=== RECORDS FOR PROCESSING ===

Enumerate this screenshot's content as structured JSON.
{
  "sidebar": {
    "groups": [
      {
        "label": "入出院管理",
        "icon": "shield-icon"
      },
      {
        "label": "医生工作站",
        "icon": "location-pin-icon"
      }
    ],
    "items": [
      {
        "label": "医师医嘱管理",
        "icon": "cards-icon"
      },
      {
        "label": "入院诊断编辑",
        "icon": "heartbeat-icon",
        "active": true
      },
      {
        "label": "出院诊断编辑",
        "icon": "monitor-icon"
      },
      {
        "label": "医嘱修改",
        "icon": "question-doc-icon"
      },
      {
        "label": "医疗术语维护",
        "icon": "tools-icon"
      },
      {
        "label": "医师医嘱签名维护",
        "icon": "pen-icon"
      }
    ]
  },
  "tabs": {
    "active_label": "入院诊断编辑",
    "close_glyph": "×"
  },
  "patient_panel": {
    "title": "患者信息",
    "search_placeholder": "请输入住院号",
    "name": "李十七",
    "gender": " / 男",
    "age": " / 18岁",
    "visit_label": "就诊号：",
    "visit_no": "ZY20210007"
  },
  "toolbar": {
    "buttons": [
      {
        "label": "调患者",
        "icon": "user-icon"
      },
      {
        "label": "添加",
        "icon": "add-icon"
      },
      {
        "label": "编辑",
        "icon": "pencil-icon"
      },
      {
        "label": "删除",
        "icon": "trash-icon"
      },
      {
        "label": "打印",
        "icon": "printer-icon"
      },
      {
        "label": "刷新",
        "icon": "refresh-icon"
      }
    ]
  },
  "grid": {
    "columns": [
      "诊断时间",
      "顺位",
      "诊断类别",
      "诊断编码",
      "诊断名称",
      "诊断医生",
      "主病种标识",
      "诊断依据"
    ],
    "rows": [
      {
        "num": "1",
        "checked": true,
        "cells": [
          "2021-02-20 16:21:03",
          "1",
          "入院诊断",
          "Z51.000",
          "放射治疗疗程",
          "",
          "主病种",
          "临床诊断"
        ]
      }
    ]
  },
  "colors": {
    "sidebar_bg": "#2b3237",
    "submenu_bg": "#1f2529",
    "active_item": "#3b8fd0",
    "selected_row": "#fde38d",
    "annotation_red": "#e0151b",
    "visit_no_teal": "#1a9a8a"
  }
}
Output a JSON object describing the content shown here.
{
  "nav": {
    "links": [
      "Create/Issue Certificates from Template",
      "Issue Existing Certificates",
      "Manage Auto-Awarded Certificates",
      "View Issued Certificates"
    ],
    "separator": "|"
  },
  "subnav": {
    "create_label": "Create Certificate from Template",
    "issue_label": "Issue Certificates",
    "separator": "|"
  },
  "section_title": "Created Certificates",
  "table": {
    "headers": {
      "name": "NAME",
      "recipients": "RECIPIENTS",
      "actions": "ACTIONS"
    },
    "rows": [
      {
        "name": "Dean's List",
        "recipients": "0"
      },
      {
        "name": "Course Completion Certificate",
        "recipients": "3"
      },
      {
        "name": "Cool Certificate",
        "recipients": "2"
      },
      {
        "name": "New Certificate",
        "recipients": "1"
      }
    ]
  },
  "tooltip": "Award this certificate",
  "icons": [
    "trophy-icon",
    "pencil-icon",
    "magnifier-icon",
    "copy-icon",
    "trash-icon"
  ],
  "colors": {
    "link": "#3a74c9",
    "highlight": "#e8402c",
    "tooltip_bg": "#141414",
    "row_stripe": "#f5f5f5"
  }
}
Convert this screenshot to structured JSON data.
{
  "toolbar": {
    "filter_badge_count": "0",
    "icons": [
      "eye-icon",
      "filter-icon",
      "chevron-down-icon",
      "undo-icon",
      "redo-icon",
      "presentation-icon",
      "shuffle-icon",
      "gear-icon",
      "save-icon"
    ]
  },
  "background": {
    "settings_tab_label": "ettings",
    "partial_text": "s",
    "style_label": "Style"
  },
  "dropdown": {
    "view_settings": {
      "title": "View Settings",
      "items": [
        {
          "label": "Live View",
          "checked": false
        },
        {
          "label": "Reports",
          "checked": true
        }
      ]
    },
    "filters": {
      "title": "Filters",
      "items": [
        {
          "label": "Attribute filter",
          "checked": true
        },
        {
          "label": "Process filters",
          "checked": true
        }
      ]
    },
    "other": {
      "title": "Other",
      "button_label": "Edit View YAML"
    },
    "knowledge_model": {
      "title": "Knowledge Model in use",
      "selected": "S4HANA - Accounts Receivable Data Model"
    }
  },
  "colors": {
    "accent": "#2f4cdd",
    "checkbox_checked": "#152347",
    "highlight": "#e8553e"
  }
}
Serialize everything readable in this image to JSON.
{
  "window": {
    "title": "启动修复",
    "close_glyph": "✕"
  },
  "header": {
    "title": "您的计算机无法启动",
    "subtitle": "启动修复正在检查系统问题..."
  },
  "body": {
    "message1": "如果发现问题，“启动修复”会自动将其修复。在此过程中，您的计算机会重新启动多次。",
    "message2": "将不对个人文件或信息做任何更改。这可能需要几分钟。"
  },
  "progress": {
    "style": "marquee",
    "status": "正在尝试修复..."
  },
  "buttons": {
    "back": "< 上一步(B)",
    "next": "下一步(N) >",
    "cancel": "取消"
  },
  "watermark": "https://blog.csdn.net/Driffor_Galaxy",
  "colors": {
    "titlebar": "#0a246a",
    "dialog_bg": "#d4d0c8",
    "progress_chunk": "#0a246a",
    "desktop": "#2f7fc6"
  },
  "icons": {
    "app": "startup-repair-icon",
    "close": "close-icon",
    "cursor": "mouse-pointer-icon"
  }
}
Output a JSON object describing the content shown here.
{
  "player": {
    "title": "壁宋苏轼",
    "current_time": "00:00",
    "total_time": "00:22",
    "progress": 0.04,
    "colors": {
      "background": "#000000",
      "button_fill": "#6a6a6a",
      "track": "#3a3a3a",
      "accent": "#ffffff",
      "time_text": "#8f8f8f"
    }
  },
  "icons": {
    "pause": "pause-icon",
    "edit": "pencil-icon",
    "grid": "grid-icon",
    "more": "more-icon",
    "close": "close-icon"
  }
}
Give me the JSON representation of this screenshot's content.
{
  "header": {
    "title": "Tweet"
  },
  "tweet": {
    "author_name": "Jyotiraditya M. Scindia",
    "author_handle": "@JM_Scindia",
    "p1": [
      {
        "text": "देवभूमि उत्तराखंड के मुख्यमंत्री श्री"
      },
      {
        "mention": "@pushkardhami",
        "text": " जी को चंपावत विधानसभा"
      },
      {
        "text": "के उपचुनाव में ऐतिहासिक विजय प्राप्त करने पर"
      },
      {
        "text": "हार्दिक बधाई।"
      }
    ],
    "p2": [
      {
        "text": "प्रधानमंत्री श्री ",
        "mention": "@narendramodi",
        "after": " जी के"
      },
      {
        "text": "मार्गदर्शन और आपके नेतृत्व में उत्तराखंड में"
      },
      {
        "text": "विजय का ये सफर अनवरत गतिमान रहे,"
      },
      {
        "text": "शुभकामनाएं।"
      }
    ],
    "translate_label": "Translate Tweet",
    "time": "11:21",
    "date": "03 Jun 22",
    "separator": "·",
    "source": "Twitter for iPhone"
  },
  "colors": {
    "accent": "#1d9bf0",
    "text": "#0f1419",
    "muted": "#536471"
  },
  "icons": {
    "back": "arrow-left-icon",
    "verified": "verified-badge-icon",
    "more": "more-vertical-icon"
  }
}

===

◆ WRITTEN REQUEST
Extract the listing in its entirety, matching it exactly.

◆ IN RESPONSE
Enumerate this screenshot's content as structured JSON.
{
  "sidebar": {
    "groups": [
      {
        "label": "入出院管理",
        "icon": "shield-icon"
      },
      {
        "label": "医生工作站",
        "icon": "location-pin-icon"
      }
    ],
    "items": [
      {
        "label": "医师医嘱管理",
        "icon": "cards-icon"
      },
      {
        "label": "入院诊断编辑",
        "icon": "heartbeat-icon",
        "active": true
      },
      {
        "label": "出院诊断编辑",
        "icon": "monitor-icon"
      },
      {
        "label": "医嘱修改",
        "icon": "question-doc-icon"
      },
      {
        "label": "医疗术语维护",
        "icon": "tools-icon"
      },
      {
        "label": "医师医嘱签名维护",
        "icon": "pen-icon"
      }
    ]
  },
  "tabs": {
    "active_label": "入院诊断编辑",
    "close_glyph": "×"
  },
  "patient_panel": {
    "title": "患者信息",
    "search_placeholder": "请输入住院号",
    "name": "李十七",
    "gender": " / 男",
    "age": " / 18岁",
    "visit_label": "就诊号：",
    "visit_no": "ZY20210007"
  },
  "toolbar": {
    "buttons": [
      {
        "label": "调患者",
        "icon": "user-icon"
      },
      {
        "label": "添加",
        "icon": "add-icon"
      },
      {
        "label": "编辑",
        "icon": "pencil-icon"
      },
      {
        "label": "删除",
        "icon": "trash-icon"
      },
      {
        "label": "打印",
        "icon": "printer-icon"
      },
      {
        "label": "刷新",
        "icon": "refresh-icon"
      }
    ]
  },
  "grid": {
    "columns": [
      "诊断时间",
      "顺位",
      "诊断类别",
      "诊断编码",
      "诊断名称",
      "诊断医生",
      "主病种标识",
      "诊断依据"
    ],
    "rows": [
      {
        "num": "1",
        "checked": true,
        "cells": [
          "2021-02-20 16:21:03",
          "1",
          "入院诊断",
          "Z51.000",
          "放射治疗疗程",
          "",
          "主病种",
          "临床诊断"
        ]
      }
    ]
  },
  "colors": {
    "sidebar_bg": "#2b3237",
    "submenu_bg": "#1f2529",
    "active_item": "#3b8fd0",
    "selected_row": "#fde38d",
    "annotation_red": "#e0151b",
    "visit_no_teal": "#1a9a8a"
  }
}
Output a JSON object describing the content shown here.
{
  "nav": {
    "links": [
      "Create/Issue Certificates from Template",
      "Issue Existing Certificates",
      "Manage Auto-Awarded Certificates",
      "View Issued Certificates"
    ],
    "separator": "|"
  },
  "subnav": {
    "create_label": "Create Certificate from Template",
    "issue_label": "Issue Certificates",
    "separator": "|"
  },
  "section_title": "Created Certificates",
  "table": {
    "headers": {
      "name": "NAME",
      "recipients": "RECIPIENTS",
      "actions": "ACTIONS"
    },
    "rows": [
      {
        "name": "Dean's List",
        "recipients": "0"
      },
      {
        "name": "Course Completion Certificate",
        "recipients": "3"
      },
      {
        "name": "Cool Certificate",
        "recipients": "2"
      },
      {
        "name": "New Certificate",
        "recipients": "1"
      }
    ]
  },
  "tooltip": "Award this certificate",
  "icons": [
    "trophy-icon",
    "pencil-icon",
    "magnifier-icon",
    "copy-icon",
    "trash-icon"
  ],
  "colors": {
    "link": "#3a74c9",
    "highlight": "#e8402c",
    "tooltip_bg": "#141414",
    "row_stripe": "#f5f5f5"
  }
}
Convert this screenshot to structured JSON data.
{
  "toolbar": {
    "filter_badge_count": "0",
    "icons": [
      "eye-icon",
      "filter-icon",
      "chevron-down-icon",
      "undo-icon",
      "redo-icon",
      "presentation-icon",
      "shuffle-icon",
      "gear-icon",
      "save-icon"
    ]
  },
  "background": {
    "settings_tab_label": "ettings",
    "partial_text": "s",
    "style_label": "Style"
  },
  "dropdown": {
    "view_settings": {
      "title": "View Settings",
      "items": [
        {
          "label": "Live View",
          "checked": false
        },
        {
          "label": "Reports",
          "checked": true
        }
      ]
    },
    "filters": {
      "title": "Filters",
      "items": [
        {
          "label": "Attribute filter",
          "checked": true
        },
        {
          "label": "Process filters",
          "checked": true
        }
      ]
    },
    "other": {
      "title": "Other",
      "button_label": "Edit View YAML"
    },
    "knowledge_model": {
      "title": "Knowledge Model in use",
      "selected": "S4HANA - Accounts Receivable Data Model"
    }
  },
  "colors": {
    "accent": "#2f4cdd",
    "checkbox_checked": "#152347",
    "highlight": "#e8553e"
  }
}
Serialize everything readable in this image to JSON.
{
  "window": {
    "title": "启动修复",
    "close_glyph": "✕"
  },
  "header": {
    "title": "您的计算机无法启动",
    "subtitle": "启动修复正在检查系统问题..."
  },
  "body": {
    "message1": "如果发现问题，“启动修复”会自动将其修复。在此过程中，您的计算机会重新启动多次。",
    "message2": "将不对个人文件或信息做任何更改。这可能需要几分钟。"
  },
  "progress": {
    "style": "marquee",
    "status": "正在尝试修复..."
  },
  "buttons": {
    "back": "< 上一步(B)",
    "next": "下一步(N) >",
    "cancel": "取消"
  },
  "watermark": "https://blog.csdn.net/Driffor_Galaxy",
  "colors": {
    "titlebar": "#0a246a",
    "dialog_bg": "#d4d0c8",
    "progress_chunk": "#0a246a",
    "desktop": "#2f7fc6"
  },
  "icons": {
    "app": "startup-repair-icon",
    "close": "close-icon",
    "cursor": "mouse-pointer-icon"
  }
}
Output a JSON object describing the content shown here.
{
  "player": {
    "title": "壁宋苏轼",
    "current_time": "00:00",
    "total_time": "00:22",
    "progress": 0.04,
    "colors": {
      "background": "#000000",
      "button_fill": "#6a6a6a",
      "track": "#3a3a3a",
      "accent": "#ffffff",
      "time_text": "#8f8f8f"
    }
  },
  "icons": {
    "pause": "pause-icon",
    "edit": "pencil-icon",
    "grid": "grid-icon",
    "more": "more-icon",
    "close": "close-icon"
  }
}
Give me the JSON representation of this screenshot's content.
{
  "header": {
    "title": "Tweet"
  },
  "tweet": {
    "author_name": "Jyotiraditya M. Scindia",
    "author_handle": "@JM_Scindia",
    "p1": [
      {
        "text": "देवभूमि उत्तराखंड के मुख्यमंत्री श्री"
      },
      {
        "mention": "@pushkardhami",
        "text": " जी को चंपावत विधानसभा"
      },
      {
        "text": "के उपचुनाव में ऐतिहासिक विजय प्राप्त करने पर"
      },
      {
        "text": "हार्दिक बधाई।"
      }
    ],
    "p2": [
      {
        "text": "प्रधानमंत्री श्री ",
        "mention": "@narendramodi",
        "after": " जी के"
      },
      {
        "text": "मार्गदर्शन और आपके नेतृत्व में उत्तराखंड में"
      },
      {
        "text": "विजय का ये सफर अनवरत गतिमान रहे,"
      },
      {
        "text": "शुभकामनाएं।"
      }
    ],
    "translate_label": "Translate Tweet",
    "time": "11:21",
    "date": "03 Jun 22",
    "separator": "·",
    "source": "Twitter for iPhone"
  },
  "colors": {
    "accent": "#1d9bf0",
    "text": "#0f1419",
    "muted": "#536471"
  },
  "icons": {
    "back": "arrow-left-icon",
    "verified": "verified-badge-icon",
    "more": "more-vertical-icon"
  }
}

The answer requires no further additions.